**Stated exercise:** Each entry must appear again exactly as it does in the source.
━━ Exercise materials
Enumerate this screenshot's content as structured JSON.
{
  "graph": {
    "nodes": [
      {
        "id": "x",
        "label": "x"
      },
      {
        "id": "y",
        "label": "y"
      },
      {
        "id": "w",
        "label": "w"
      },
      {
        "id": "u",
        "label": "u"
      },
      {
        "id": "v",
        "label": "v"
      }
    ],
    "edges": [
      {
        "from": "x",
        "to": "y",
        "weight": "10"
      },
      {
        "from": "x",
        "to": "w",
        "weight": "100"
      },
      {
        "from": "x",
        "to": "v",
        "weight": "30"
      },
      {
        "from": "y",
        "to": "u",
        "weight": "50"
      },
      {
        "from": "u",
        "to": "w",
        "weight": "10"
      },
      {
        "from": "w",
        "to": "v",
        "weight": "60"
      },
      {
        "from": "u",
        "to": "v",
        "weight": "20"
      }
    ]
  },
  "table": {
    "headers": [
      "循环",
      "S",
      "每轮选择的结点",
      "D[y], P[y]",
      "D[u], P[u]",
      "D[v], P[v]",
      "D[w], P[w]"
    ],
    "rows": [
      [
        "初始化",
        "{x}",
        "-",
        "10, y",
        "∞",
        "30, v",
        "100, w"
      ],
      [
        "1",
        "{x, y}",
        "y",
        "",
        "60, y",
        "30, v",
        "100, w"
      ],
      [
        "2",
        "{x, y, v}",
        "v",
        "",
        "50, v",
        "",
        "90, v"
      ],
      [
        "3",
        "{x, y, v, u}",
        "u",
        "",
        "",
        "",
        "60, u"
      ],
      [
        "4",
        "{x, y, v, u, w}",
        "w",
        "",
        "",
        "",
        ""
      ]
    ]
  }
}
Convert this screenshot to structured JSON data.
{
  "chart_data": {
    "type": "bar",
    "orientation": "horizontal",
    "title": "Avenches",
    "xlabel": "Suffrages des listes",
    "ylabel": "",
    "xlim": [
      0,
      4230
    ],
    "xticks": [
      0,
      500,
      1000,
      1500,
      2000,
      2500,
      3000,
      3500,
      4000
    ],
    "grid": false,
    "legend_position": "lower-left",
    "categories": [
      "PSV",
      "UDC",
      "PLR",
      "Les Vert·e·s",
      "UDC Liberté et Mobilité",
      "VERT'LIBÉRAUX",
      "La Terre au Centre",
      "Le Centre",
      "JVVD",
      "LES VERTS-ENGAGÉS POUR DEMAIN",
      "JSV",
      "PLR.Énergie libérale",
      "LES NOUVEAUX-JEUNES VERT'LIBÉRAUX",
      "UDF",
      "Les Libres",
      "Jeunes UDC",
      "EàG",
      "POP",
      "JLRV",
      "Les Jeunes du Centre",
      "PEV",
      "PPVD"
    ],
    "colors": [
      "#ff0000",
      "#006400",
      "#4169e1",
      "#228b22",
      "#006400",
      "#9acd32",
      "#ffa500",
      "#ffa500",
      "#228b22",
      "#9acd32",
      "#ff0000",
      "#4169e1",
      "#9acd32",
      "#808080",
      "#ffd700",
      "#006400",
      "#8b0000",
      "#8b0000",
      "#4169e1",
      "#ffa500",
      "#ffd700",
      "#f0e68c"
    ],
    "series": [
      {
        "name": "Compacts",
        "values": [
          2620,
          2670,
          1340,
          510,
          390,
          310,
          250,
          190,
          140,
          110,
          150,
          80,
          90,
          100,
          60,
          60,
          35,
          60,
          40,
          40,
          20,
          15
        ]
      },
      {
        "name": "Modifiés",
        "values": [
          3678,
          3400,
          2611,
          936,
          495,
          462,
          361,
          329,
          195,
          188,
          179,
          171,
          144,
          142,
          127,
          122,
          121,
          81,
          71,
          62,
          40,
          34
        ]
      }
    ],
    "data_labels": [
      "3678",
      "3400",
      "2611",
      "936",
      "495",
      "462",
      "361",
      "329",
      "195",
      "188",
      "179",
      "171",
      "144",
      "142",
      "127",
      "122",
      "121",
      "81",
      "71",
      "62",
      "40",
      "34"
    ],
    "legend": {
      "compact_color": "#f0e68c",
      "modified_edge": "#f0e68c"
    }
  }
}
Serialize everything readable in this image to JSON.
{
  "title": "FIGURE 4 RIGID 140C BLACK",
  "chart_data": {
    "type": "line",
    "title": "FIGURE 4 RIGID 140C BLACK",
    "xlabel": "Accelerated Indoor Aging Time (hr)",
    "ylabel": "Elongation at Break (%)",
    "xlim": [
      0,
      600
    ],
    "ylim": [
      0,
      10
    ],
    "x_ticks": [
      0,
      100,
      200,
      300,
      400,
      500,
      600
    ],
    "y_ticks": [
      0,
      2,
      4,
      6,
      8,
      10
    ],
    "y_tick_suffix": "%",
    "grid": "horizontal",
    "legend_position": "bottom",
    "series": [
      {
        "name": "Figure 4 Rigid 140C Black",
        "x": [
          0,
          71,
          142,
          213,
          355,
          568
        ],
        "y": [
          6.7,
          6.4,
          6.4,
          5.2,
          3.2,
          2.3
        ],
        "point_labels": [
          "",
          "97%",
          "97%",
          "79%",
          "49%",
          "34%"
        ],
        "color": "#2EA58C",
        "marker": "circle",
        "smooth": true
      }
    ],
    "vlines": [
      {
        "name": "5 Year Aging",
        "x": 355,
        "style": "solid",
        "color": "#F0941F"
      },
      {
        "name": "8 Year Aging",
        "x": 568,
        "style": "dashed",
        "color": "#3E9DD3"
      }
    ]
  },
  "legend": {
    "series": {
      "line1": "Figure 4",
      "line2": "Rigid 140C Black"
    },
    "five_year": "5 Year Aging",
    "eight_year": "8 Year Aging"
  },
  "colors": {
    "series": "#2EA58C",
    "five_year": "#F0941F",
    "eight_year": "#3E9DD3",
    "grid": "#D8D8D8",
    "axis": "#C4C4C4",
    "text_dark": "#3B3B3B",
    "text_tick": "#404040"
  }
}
━━━━
**Output of the task:**
Enumerate this screenshot's content as structured JSON.
{
  "graph": {
    "nodes": [
      {
        "id": "x",
        "label": "x"
      },
      {
        "id": "y",
        "label": "y"
      },
      {
        "id": "w",
        "label": "w"
      },
      {
        "id": "u",
        "label": "u"
      },
      {
        "id": "v",
        "label": "v"
      }
    ],
    "edges": [
      {
        "from": "x",
        "to": "y",
        "weight": "10"
      },
      {
        "from": "x",
        "to": "w",
        "weight": "100"
      },
      {
        "from": "x",
        "to": "v",
        "weight": "30"
      },
      {
        "from": "y",
        "to": "u",
        "weight": "50"
      },
      {
        "from": "u",
        "to": "w",
        "weight": "10"
      },
      {
        "from": "w",
        "to": "v",
        "weight": "60"
      },
      {
        "from": "u",
        "to": "v",
        "weight": "20"
      }
    ]
  },
  "table": {
    "headers": [
      "循环",
      "S",
      "每轮选择的结点",
      "D[y], P[y]",
      "D[u], P[u]",
      "D[v], P[v]",
      "D[w], P[w]"
    ],
    "rows": [
      [
        "初始化",
        "{x}",
        "-",
        "10, y",
        "∞",
        "30, v",
        "100, w"
      ],
      [
        "1",
        "{x, y}",
        "y",
        "",
        "60, y",
        "30, v",
        "100, w"
      ],
      [
        "2",
        "{x, y, v}",
        "v",
        "",
        "50, v",
        "",
        "90, v"
      ],
      [
        "3",
        "{x, y, v, u}",
        "u",
        "",
        "",
        "",
        "60, u"
      ],
      [
        "4",
        "{x, y, v, u, w}",
        "w",
        "",
        "",
        "",
        ""
      ]
    ]
  }
}
Convert this screenshot to structured JSON data.
{
  "chart_data": {
    "type": "bar",
    "orientation": "horizontal",
    "title": "Avenches",
    "xlabel": "Suffrages des listes",
    "ylabel": "",
    "xlim": [
      0,
      4230
    ],
    "xticks": [
      0,
      500,
      1000,
      1500,
      2000,
      2500,
      3000,
      3500,
      4000
    ],
    "grid": false,
    "legend_position": "lower-left",
    "categories": [
      "PSV",
      "UDC",
      "PLR",
      "Les Vert·e·s",
      "UDC Liberté et Mobilité",
      "VERT'LIBÉRAUX",
      "La Terre au Centre",
      "Le Centre",
      "JVVD",
      "LES VERTS-ENGAGÉS POUR DEMAIN",
      "JSV",
      "PLR.Énergie libérale",
      "LES NOUVEAUX-JEUNES VERT'LIBÉRAUX",
      "UDF",
      "Les Libres",
      "Jeunes UDC",
      "EàG",
      "POP",
      "JLRV",
      "Les Jeunes du Centre",
      "PEV",
      "PPVD"
    ],
    "colors": [
      "#ff0000",
      "#006400",
      "#4169e1",
      "#228b22",
      "#006400",
      "#9acd32",
      "#ffa500",
      "#ffa500",
      "#228b22",
      "#9acd32",
      "#ff0000",
      "#4169e1",
      "#9acd32",
      "#808080",
      "#ffd700",
      "#006400",
      "#8b0000",
      "#8b0000",
      "#4169e1",
      "#ffa500",
      "#ffd700",
      "#f0e68c"
    ],
    "series": [
      {
        "name": "Compacts",
        "values": [
          2620,
          2670,
          1340,
          510,
          390,
          310,
          250,
          190,
          140,
          110,
          150,
          80,
          90,
          100,
          60,
          60,
          35,
          60,
          40,
          40,
          20,
          15
        ]
      },
      {
        "name": "Modifiés",
        "values": [
          3678,
          3400,
          2611,
          936,
          495,
          462,
          361,
          329,
          195,
          188,
          179,
          171,
          144,
          142,
          127,
          122,
          121,
          81,
          71,
          62,
          40,
          34
        ]
      }
    ],
    "data_labels": [
      "3678",
      "3400",
      "2611",
      "936",
      "495",
      "462",
      "361",
      "329",
      "195",
      "188",
      "179",
      "171",
      "144",
      "142",
      "127",
      "122",
      "121",
      "81",
      "71",
      "62",
      "40",
      "34"
    ],
    "legend": {
      "compact_color": "#f0e68c",
      "modified_edge": "#f0e68c"
    }
  }
}
Serialize everything readable in this image to JSON.
{
  "title": "FIGURE 4 RIGID 140C BLACK",
  "chart_data": {
    "type": "line",
    "title": "FIGURE 4 RIGID 140C BLACK",
    "xlabel": "Accelerated Indoor Aging Time (hr)",
    "ylabel": "Elongation at Break (%)",
    "xlim": [
      0,
      600
    ],
    "ylim": [
      0,
      10
    ],
    "x_ticks": [
      0,
      100,
      200,
      300,
      400,
      500,
      600
    ],
    "y_ticks": [
      0,
      2,
      4,
      6,
      8,
      10
    ],
    "y_tick_suffix": "%",
    "grid": "horizontal",
    "legend_position": "bottom",
    "series": [
      {
        "name": "Figure 4 Rigid 140C Black",
        "x": [
          0,
          71,
          142,
          213,
          355,
          568
        ],
        "y": [
          6.7,
          6.4,
          6.4,
          5.2,
          3.2,
          2.3
        ],
        "point_labels": [
          "",
          "97%",
          "97%",
          "79%",
          "49%",
          "34%"
        ],
        "color": "#2EA58C",
        "marker": "circle",
        "smooth": true
      }
    ],
    "vlines": [
      {
        "name": "5 Year Aging",
        "x": 355,
        "style": "solid",
        "color": "#F0941F"
      },
      {
        "name": "8 Year Aging",
        "x": 568,
        "style": "dashed",
        "color": "#3E9DD3"
      }
    ]
  },
  "legend": {
    "series": {
      "line1": "Figure 4",
      "line2": "Rigid 140C Black"
    },
    "five_year": "5 Year Aging",
    "eight_year": "8 Year Aging"
  },
  "colors": {
    "series": "#2EA58C",
    "five_year": "#F0941F",
    "eight_year": "#3E9DD3",
    "grid": "#D8D8D8",
    "axis": "#C4C4C4",
    "text_dark": "#3B3B3B",
    "text_tick": "#404040"
  }
}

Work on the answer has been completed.